◆ TASK GOAL: Transcribe the entries that follow, word for word.

-.-.-

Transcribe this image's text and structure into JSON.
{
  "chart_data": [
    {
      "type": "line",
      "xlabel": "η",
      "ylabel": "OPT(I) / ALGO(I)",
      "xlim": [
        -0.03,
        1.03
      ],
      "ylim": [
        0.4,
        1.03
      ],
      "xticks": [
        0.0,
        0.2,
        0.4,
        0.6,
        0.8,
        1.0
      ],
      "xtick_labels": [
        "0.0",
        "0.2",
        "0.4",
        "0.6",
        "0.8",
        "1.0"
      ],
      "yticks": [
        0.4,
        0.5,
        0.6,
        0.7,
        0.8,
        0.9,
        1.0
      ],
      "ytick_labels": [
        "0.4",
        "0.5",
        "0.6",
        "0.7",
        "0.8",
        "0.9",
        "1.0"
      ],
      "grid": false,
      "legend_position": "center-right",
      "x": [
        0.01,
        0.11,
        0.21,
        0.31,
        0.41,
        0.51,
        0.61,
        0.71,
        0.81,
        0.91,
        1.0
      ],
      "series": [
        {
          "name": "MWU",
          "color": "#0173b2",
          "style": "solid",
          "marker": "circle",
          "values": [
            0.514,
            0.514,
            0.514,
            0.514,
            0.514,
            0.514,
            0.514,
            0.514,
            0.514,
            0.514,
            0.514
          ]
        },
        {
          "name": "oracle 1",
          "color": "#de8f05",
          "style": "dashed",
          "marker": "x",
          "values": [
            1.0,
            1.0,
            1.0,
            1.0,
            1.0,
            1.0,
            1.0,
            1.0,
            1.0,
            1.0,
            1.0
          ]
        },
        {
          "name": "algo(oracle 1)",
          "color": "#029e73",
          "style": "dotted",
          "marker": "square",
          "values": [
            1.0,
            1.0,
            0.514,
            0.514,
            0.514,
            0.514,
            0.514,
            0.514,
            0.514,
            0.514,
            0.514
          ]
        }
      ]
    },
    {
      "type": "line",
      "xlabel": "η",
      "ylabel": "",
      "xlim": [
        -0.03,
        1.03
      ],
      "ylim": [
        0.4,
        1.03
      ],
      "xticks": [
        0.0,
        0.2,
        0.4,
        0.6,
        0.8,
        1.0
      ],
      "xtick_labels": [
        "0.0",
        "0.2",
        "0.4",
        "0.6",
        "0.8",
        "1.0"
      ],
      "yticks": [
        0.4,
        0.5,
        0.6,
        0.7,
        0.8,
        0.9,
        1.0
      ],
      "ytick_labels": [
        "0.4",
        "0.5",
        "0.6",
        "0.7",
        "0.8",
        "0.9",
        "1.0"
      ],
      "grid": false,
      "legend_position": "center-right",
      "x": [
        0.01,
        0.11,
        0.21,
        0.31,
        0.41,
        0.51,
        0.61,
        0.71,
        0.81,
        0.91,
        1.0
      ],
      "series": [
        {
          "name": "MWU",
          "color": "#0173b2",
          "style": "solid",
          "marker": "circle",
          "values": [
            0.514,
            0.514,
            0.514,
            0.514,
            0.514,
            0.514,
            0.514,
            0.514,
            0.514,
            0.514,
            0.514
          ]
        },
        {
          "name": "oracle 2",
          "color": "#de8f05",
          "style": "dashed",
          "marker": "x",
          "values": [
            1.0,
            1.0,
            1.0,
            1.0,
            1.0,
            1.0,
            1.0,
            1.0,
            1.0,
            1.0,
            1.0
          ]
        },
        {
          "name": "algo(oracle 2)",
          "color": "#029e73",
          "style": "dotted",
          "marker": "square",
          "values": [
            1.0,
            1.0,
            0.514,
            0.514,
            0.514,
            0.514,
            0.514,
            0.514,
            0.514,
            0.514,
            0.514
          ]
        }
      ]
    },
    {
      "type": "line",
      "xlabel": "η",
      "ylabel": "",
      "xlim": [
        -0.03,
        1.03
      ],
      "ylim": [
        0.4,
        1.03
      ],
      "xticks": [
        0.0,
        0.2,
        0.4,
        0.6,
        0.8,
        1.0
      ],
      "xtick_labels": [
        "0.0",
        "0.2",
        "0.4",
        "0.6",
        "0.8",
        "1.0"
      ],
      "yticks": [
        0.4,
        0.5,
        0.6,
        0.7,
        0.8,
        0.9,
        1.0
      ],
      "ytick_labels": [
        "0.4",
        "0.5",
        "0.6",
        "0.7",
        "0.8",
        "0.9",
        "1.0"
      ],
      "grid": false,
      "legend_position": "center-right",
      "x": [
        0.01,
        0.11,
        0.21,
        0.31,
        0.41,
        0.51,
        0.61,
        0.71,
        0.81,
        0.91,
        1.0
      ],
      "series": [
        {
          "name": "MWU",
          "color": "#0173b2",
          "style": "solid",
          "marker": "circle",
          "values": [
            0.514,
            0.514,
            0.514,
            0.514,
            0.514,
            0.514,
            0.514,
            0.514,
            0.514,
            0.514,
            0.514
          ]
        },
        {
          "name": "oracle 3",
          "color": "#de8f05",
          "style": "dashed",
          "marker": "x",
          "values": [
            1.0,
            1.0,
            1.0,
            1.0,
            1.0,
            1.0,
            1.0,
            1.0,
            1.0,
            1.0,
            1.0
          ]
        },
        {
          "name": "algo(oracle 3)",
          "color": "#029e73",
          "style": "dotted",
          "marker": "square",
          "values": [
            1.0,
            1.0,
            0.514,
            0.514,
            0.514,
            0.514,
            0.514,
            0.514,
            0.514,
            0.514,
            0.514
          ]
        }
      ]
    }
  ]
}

-.-.-

◆ SOLUTION:
Transcribe this image's text and structure into JSON.
{
  "chart_data": [
    {
      "type": "line",
      "xlabel": "η",
      "ylabel": "OPT(I) / ALGO(I)",
      "xlim": [
        -0.03,
        1.03
      ],
      "ylim": [
        0.4,
        1.03
      ],
      "xticks": [
        0.0,
        0.2,
        0.4,
        0.6,
        0.8,
        1.0
      ],
      "xtick_labels": [
        "0.0",
        "0.2",
        "0.4",
        "0.6",
        "0.8",
        "1.0"
      ],
      "yticks": [
        0.4,
        0.5,
        0.6,
        0.7,
        0.8,
        0.9,
        1.0
      ],
      "ytick_labels": [
        "0.4",
        "0.5",
        "0.6",
        "0.7",
        "0.8",
        "0.9",
        "1.0"
      ],
      "grid": false,
      "legend_position": "center-right",
      "x": [
        0.01,
        0.11,
        0.21,
        0.31,
        0.41,
        0.51,
        0.61,
        0.71,
        0.81,
        0.91,
        1.0
      ],
      "series": [
        {
          "name": "MWU",
          "color": "#0173b2",
          "style": "solid",
          "marker": "circle",
          "values": [
            0.514,
            0.514,
            0.514,
            0.514,
            0.514,
            0.514,
            0.514,
            0.514,
            0.514,
            0.514,
            0.514
          ]
        },
        {
          "name": "oracle 1",
          "color": "#de8f05",
          "style": "dashed",
          "marker": "x",
          "values": [
            1.0,
            1.0,
            1.0,
            1.0,
            1.0,
            1.0,
            1.0,
            1.0,
            1.0,
            1.0,
            1.0
          ]
        },
        {
          "name": "algo(oracle 1)",
          "color": "#029e73",
          "style": "dotted",
          "marker": "square",
          "values": [
            1.0,
            1.0,
            0.514,
            0.514,
            0.514,
            0.514,
            0.514,
            0.514,
            0.514,
            0.514,
            0.514
          ]
        }
      ]
    },
    {
      "type": "line",
      "xlabel": "η",
      "ylabel": "",
      "xlim": [
        -0.03,
        1.03
      ],
      "ylim": [
        0.4,
        1.03
      ],
      "xticks": [
        0.0,
        0.2,
        0.4,
        0.6,
        0.8,
        1.0
      ],
      "xtick_labels": [
        "0.0",
        "0.2",
        "0.4",
        "0.6",
        "0.8",
        "1.0"
      ],
      "yticks": [
        0.4,
        0.5,
        0.6,
        0.7,
        0.8,
        0.9,
        1.0
      ],
      "ytick_labels": [
        "0.4",
        "0.5",
        "0.6",
        "0.7",
        "0.8",
        "0.9",
        "1.0"
      ],
      "grid": false,
      "legend_position": "center-right",
      "x": [
        0.01,
        0.11,
        0.21,
        0.31,
        0.41,
        0.51,
        0.61,
        0.71,
        0.81,
        0.91,
        1.0
      ],
      "series": [
        {
          "name": "MWU",
          "color": "#0173b2",
          "style": "solid",
          "marker": "circle",
          "values": [
            0.514,
            0.514,
            0.514,
            0.514,
            0.514,
            0.514,
            0.514,
            0.514,
            0.514,
            0.514,
            0.514
          ]
        },
        {
          "name": "oracle 2",
          "color": "#de8f05",
          "style": "dashed",
          "marker": "x",
          "values": [
            1.0,
            1.0,
            1.0,
            1.0,
            1.0,
            1.0,
            1.0,
            1.0,
            1.0,
            1.0,
            1.0
          ]
        },
        {
          "name": "algo(oracle 2)",
          "color": "#029e73",
          "style": "dotted",
          "marker": "square",
          "values": [
            1.0,
            1.0,
            0.514,
            0.514,
            0.514,
            0.514,
            0.514,
            0.514,
            0.514,
            0.514,
            0.514
          ]
        }
      ]
    },
    {
      "type": "line",
      "xlabel": "η",
      "ylabel": "",
      "xlim": [
        -0.03,
        1.03
      ],
      "ylim": [
        0.4,
        1.03
      ],
      "xticks": [
        0.0,
        0.2,
        0.4,
        0.6,
        0.8,
        1.0
      ],
      "xtick_labels": [
        "0.0",
        "0.2",
        "0.4",
        "0.6",
        "0.8",
        "1.0"
      ],
      "yticks": [
        0.4,
        0.5,
        0.6,
        0.7,
        0.8,
        0.9,
        1.0
      ],
      "ytick_labels": [
        "0.4",
        "0.5",
        "0.6",
        "0.7",
        "0.8",
        "0.9",
        "1.0"
      ],
      "grid": false,
      "legend_position": "center-right",
      "x": [
        0.01,
        0.11,
        0.21,
        0.31,
        0.41,
        0.51,
        0.61,
        0.71,
        0.81,
        0.91,
        1.0
      ],
      "series": [
        {
          "name": "MWU",
          "color": "#0173b2",
          "style": "solid",
          "marker": "circle",
          "values": [
            0.514,
            0.514,
            0.514,
            0.514,
            0.514,
            0.514,
            0.514,
            0.514,
            0.514,
            0.514,
            0.514
          ]
        },
        {
          "name": "oracle 3",
          "color": "#de8f05",
          "style": "dashed",
          "marker": "x",
          "values": [
            1.0,
            1.0,
            1.0,
            1.0,
            1.0,
            1.0,
            1.0,
            1.0,
            1.0,
            1.0,
            1.0
          ]
        },
        {
          "name": "algo(oracle 3)",
          "color": "#029e73",
          "style": "dotted",
          "marker": "square",
          "values": [
            1.0,
            1.0,
            0.514,
            0.514,
            0.514,
            0.514,
            0.514,
            0.514,
            0.514,
            0.514,
            0.514
          ]
        }
      ]
    }
  ]
}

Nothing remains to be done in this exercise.